SET PROBLEM: Nothing should be left out: output all of the entries exactly.

DATA SHOWN:
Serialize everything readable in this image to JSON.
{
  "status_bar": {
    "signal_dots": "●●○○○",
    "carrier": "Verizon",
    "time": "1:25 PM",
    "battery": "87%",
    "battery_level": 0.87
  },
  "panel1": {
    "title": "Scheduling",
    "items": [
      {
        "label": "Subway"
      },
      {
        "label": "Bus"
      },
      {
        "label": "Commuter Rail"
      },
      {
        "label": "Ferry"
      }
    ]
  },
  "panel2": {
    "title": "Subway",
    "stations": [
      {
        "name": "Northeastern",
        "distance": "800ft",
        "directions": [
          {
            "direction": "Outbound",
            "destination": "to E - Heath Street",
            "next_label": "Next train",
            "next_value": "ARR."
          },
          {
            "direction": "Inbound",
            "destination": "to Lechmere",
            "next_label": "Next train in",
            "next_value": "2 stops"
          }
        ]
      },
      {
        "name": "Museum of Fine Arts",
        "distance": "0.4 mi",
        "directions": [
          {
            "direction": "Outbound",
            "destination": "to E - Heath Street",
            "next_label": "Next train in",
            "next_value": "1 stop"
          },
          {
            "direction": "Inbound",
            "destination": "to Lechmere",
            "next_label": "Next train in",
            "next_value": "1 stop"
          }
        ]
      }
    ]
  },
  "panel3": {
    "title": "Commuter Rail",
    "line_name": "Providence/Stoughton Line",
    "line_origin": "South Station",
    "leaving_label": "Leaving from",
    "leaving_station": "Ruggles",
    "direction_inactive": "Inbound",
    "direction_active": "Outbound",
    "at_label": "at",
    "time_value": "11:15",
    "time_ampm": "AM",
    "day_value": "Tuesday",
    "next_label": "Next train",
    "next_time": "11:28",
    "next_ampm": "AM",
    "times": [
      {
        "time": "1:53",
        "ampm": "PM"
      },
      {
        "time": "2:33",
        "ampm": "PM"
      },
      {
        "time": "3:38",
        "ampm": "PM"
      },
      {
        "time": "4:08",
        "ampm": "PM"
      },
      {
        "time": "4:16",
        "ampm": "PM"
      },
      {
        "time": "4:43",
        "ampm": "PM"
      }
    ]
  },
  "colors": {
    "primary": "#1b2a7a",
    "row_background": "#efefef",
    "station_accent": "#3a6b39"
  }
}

FINAL RESULT:
Serialize everything readable in this image to JSON.
{
  "status_bar": {
    "signal_dots": "●●○○○",
    "carrier": "Verizon",
    "time": "1:25 PM",
    "battery": "87%",
    "battery_level": 0.87
  },
  "panel1": {
    "title": "Scheduling",
    "items": [
      {
        "label": "Subway"
      },
      {
        "label": "Bus"
      },
      {
        "label": "Commuter Rail"
      },
      {
        "label": "Ferry"
      }
    ]
  },
  "panel2": {
    "title": "Subway",
    "stations": [
      {
        "name": "Northeastern",
        "distance": "800ft",
        "directions": [
          {
            "direction": "Outbound",
            "destination": "to E - Heath Street",
            "next_label": "Next train",
            "next_value": "ARR."
          },
          {
            "direction": "Inbound",
            "destination": "to Lechmere",
            "next_label": "Next train in",
            "next_value": "2 stops"
          }
        ]
      },
      {
        "name": "Museum of Fine Arts",
        "distance": "0.4 mi",
        "directions": [
          {
            "direction": "Outbound",
            "destination": "to E - Heath Street",
            "next_label": "Next train in",
            "next_value": "1 stop"
          },
          {
            "direction": "Inbound",
            "destination": "to Lechmere",
            "next_label": "Next train in",
            "next_value": "1 stop"
          }
        ]
      }
    ]
  },
  "panel3": {
    "title": "Commuter Rail",
    "line_name": "Providence/Stoughton Line",
    "line_origin": "South Station",
    "leaving_label": "Leaving from",
    "leaving_station": "Ruggles",
    "direction_inactive": "Inbound",
    "direction_active": "Outbound",
    "at_label": "at",
    "time_value": "11:15",
    "time_ampm": "AM",
    "day_value": "Tuesday",
    "next_label": "Next train",
    "next_time": "11:28",
    "next_ampm": "AM",
    "times": [
      {
        "time": "1:53",
        "ampm": "PM"
      },
      {
        "time": "2:33",
        "ampm": "PM"
      },
      {
        "time": "3:38",
        "ampm": "PM"
      },
      {
        "time": "4:08",
        "ampm": "PM"
      },
      {
        "time": "4:16",
        "ampm": "PM"
      },
      {
        "time": "4:43",
        "ampm": "PM"
      }
    ]
  },
  "colors": {
    "primary": "#1b2a7a",
    "row_background": "#efefef",
    "station_accent": "#3a6b39"
  }
}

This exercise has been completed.